Stated problem 1:
Return the stretch of the Laurie Simmons exhibition text from "Talk: Laurie Simmons" through "of her exhibition.", copied word for word.
Stated problem 2:
Take the Laurie Simmons exhibition text further, continuing from the point where it stops.

Given text:
|---|
For these images, Simmons hired makeup artists to paint eyes that look open on her sitters' closed eyelids. Inverting her usual practice by making real people appear uncannily artificial, Simmons says, "Social media allows us to put our most perfect, desirable, funny, and fake selves forward, while naturally raising questions about our longings, yearnings, and vulnerabilities. In How We See, I'd like to direct you how to see while also asking you to make eye contact with ten women who can't see you."

In addition to her photography, there is a small selection of sculpture and three films in the exhibition. The Music of Regret (2006, 45 min) is shown in the gallery space, and is a three-part musical shot in 35mm by the cinematographer Ed Lachman. The Music of Regret grew out of three of Simmons's distinct photographic series: Early Interiors, Walking Objects, and Café of the Inner Mind. The theme of regret is underscored by vintage puppets that interact with actress Meryl Streep, who plays the lead role, and Alvin Ailey dancers dressed as oversized inanimate objects.

The film My Art (2016) was written and directed by Simmons who also stars in the lead role as Ellie Shine, an artist who wishes to reinvigorate her work and address her lack of recognition. In My Art, Ellie embarks on a new project where she reimagines shot-for-shot vignettes from her favorite movies, casting herself as the celluloid stars from the past. Art and life collide in the film as scenes mirror unfolding relationships in her life. The film debuted in September 2016 at the Venice Film Festival and premiered in North America at the 2017 Tribeca Film Festival, where it received high accolades.

A major scholarly catalogue, co-published by the Modern Art Museum of Fort Worth and DelMonico Books-Prestel, accompanies the exhibition.

ABOUT THE ARTIST
Laurie Simmons, born in 1949 in Queens, New York, began photographing at age six when her father bought her a Brownie camera. She received a BFA from the Tyler School of Art at Temple University in Philadelphia and moved to New York. Simmons is an internationally recognized artist who has had solo exhibitions at P.S. 1, Artists Space, and the Jewish Museum in New York; the Walker Art Center in Minnesota; San Jose Museum of Art in California; the Baltimore Museum of Art; the Contemporary Art Museum in St. Louis; the Gothenburg Museum of Art in Sweden; and the Neues Museum in Germany. She received a fellowship from the National Endowment for the Arts in 1984, a Guggenheim Foundation Fellowship in 1997, and a Roy Lichtenstein Residency in Visual Arts from the American Academy in Rome in 2005. She currently lives and works in New York and Cornwall, Connecticut. Her husband is painter Carroll Dunham and her children are actress/writer Lena Dunham and writer/activist Cyrus Dunham.


RELATED PROGRAMS

Talk: Laurie Simmons
Saturday, February 23, 3 pm, MCA Theater
Artist Laurie Simmons leads audiences on a journey through the history of anti-feminist films on the opening day of her exhibition.
|---|
Dataset content:
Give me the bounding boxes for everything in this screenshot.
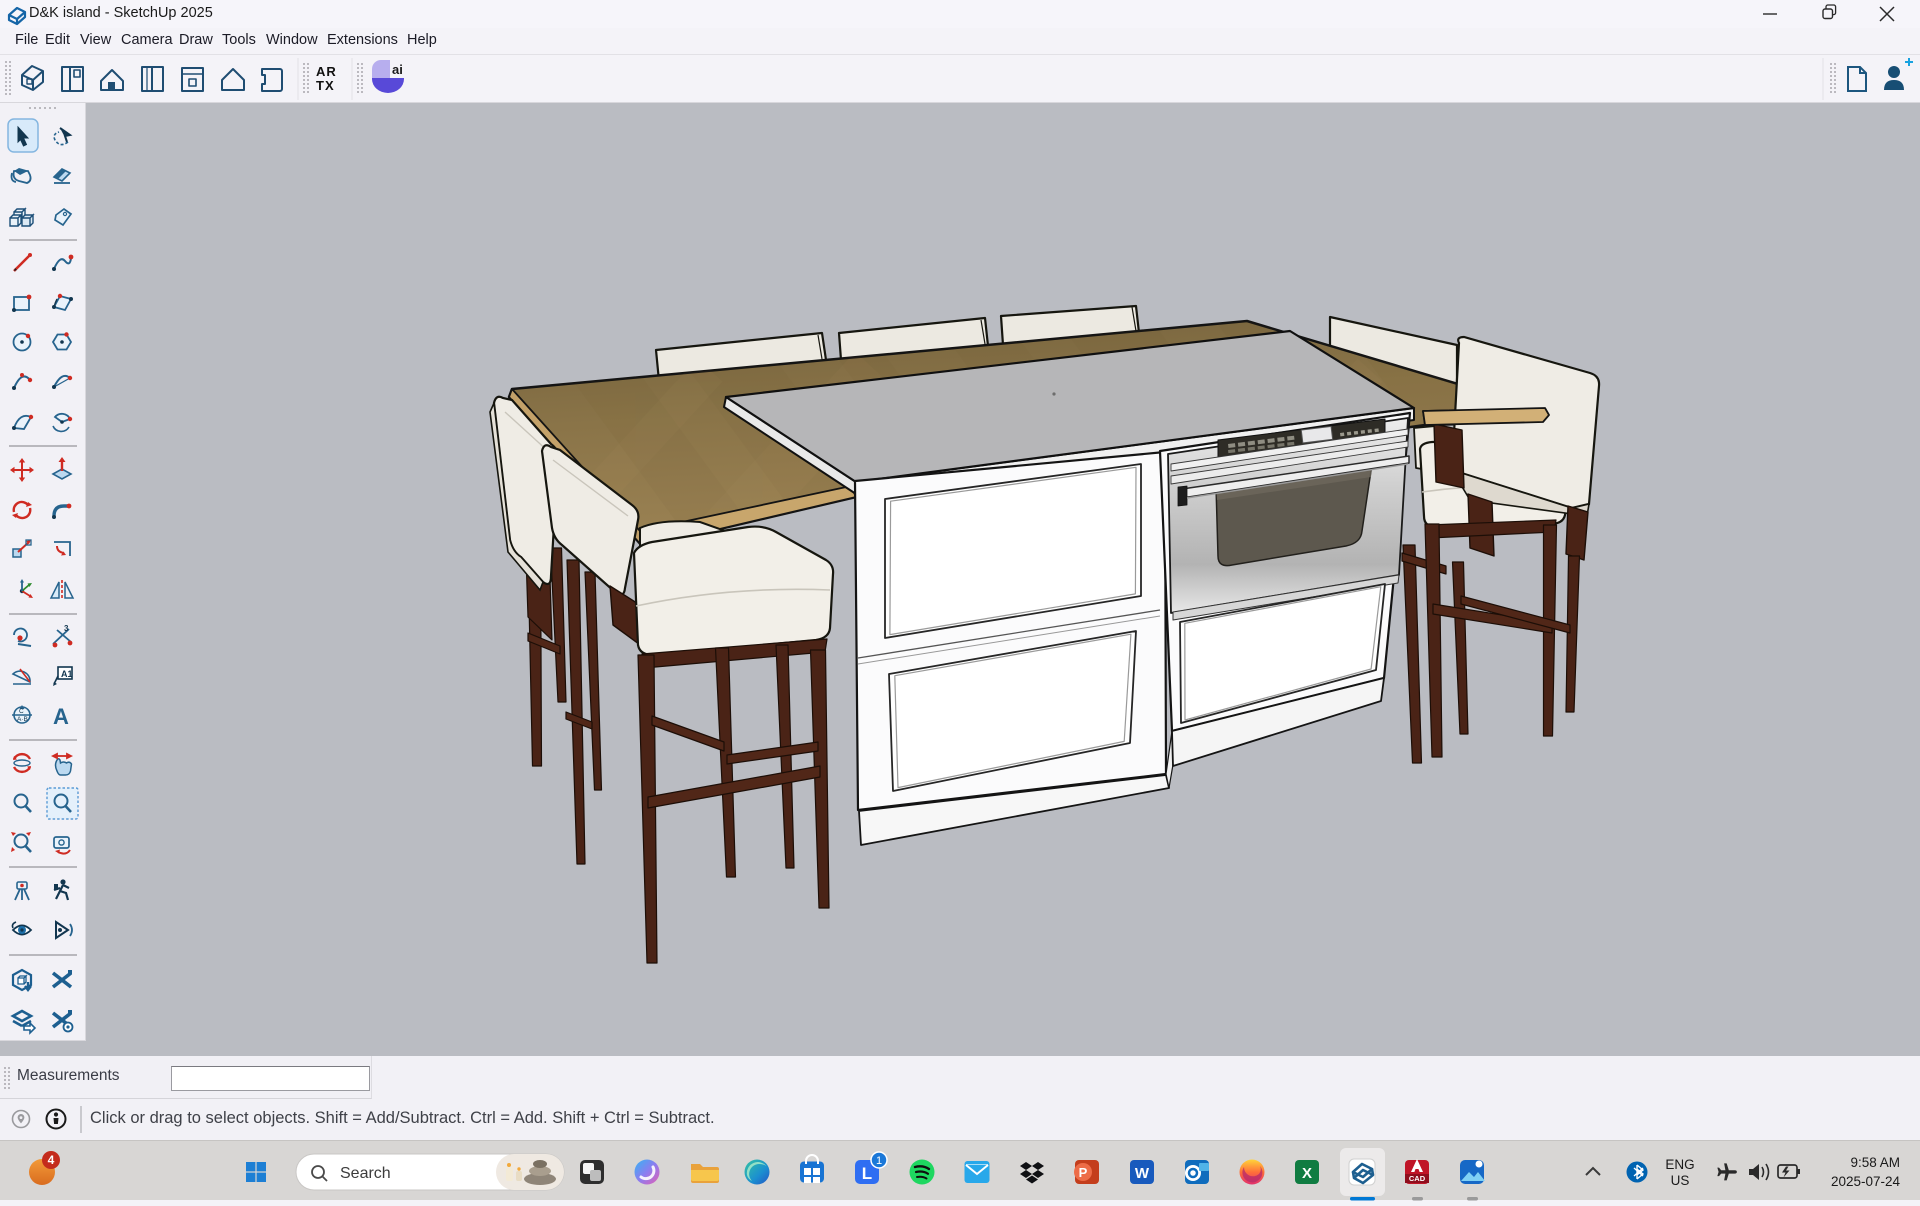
|---|
Output 1:
Talk: Laurie Simmons
Saturday, February 23, 3 pm, MCA Theater
Artist Laurie Simmons leads audiences on a journey through the history of anti-feminist films on the opening day of her exhibition.

Output 2:
Screening: Laurie Simmons
Sunday, February 24, 11 am - 5 pm, MCA Theater
A marathon screening plays a selection of Laurie Simmons's films.

Screenings of My Art 
February 26, March 26 and 31, April 7 and 9, MCA Theater
Screened as part of the exhibition, My Art is ­a feature-length film written, directed by, and starring Laurie Simmons who plays Ellie Shine, a single artist living in New York City. As her decades-old dream of a respectable place in the art world becomes more elusive, her frustration with her lack of recognition feels alarmingly urgent. When she is offered the summer house and studio of a famous friend she seizes the opportunity to hit the reset button on her life and work.

Curator Tour: Laurie Simmons: Big Camera/Little Camera
Tuesday, March 19, noon, exhibition gallery
MCA Senior Curator Naomi Beckwith leads an in-depth tour of Laurie Simmons: Big Camera/Little Camera and discusses the artist's practice.

Talk: Laurie Simmons with Genevieve Gaignard
Thursday, April 10, 6 pm, MCA Theater
Laurie Simmons has sometimes been cast as a "reluctant feminist." In this conversation, the artist brings together a panel of next-generation thinkers to consider the tension between personal politics and the making of feminist art in a moment when gender is increasingly deconstructed. They also address how the feminist reading of her work by younger artists has changed her own perspective and her work.

Lead support for Laurie Simmons: Big Camera/Little Camera is provided by the Harris Family Foundation in memory of Bette and Neison Harris: Caryn and King Harris, Katherine Harris, Toni and Ron Paul, Pam and Joe Szokol, Linda and Bill Friend, and Stephanie and John Harris; Becky and Lester Knight; Zell Family Foundation; Julie and Larry Bernstein; and Cari and Michael J. Sacks. Major support is provided by Stefan Edlis and Gael Neeson. Generous support is provided by Robert J. Buford; Anne L. Kaplan; Kovler Family Foundation; Jennifer and Alec Litowitz; Phillips; Carol Prins and John Hart/The Jessica Fund; Marilyn and Larry Fields; Efroymson Family Fund; Katherine and Judd Malkin; Ellen-Blair Chube; Susie L. Karkomi and Marvin Leavitt; One Bennett Park; Liz and Eric Lefkofsky; Salon 94 New York; Mirja and Ted Haffner; Vicki and Bill Hood; Susan D. Goodman and Rodney Lubeznik; The Robert Mapplethorpe Foundation, New York; and Penelope and Robert Steiner.

OPENING: Tango at Trap Door Theatre February 21-March 30, 2019

ChiIL Live Shows on our radar

THE TRAP DOOR THEATRE is proud to present...
Tango
Written by: Sławomir Mrożek
Translated by: Ralph Manheim and Teresa Dzieduszycka Directed by: Emily Lotspeich


In this hilarious satire, the dangers inherent in contemporary society are inscribed in a universal story of how conformity, anarchy and formalism can come into conflict between generations. I'll be ChiILin' with Chi, IL's Trap Door Theatre in early March, so check back then for my full review.

Cast: Dennis Bisto, Adam Huizenga, Logan Hulick, Katelyn Lane, Joan Nahid, Emily Nichelson and Keith Surney.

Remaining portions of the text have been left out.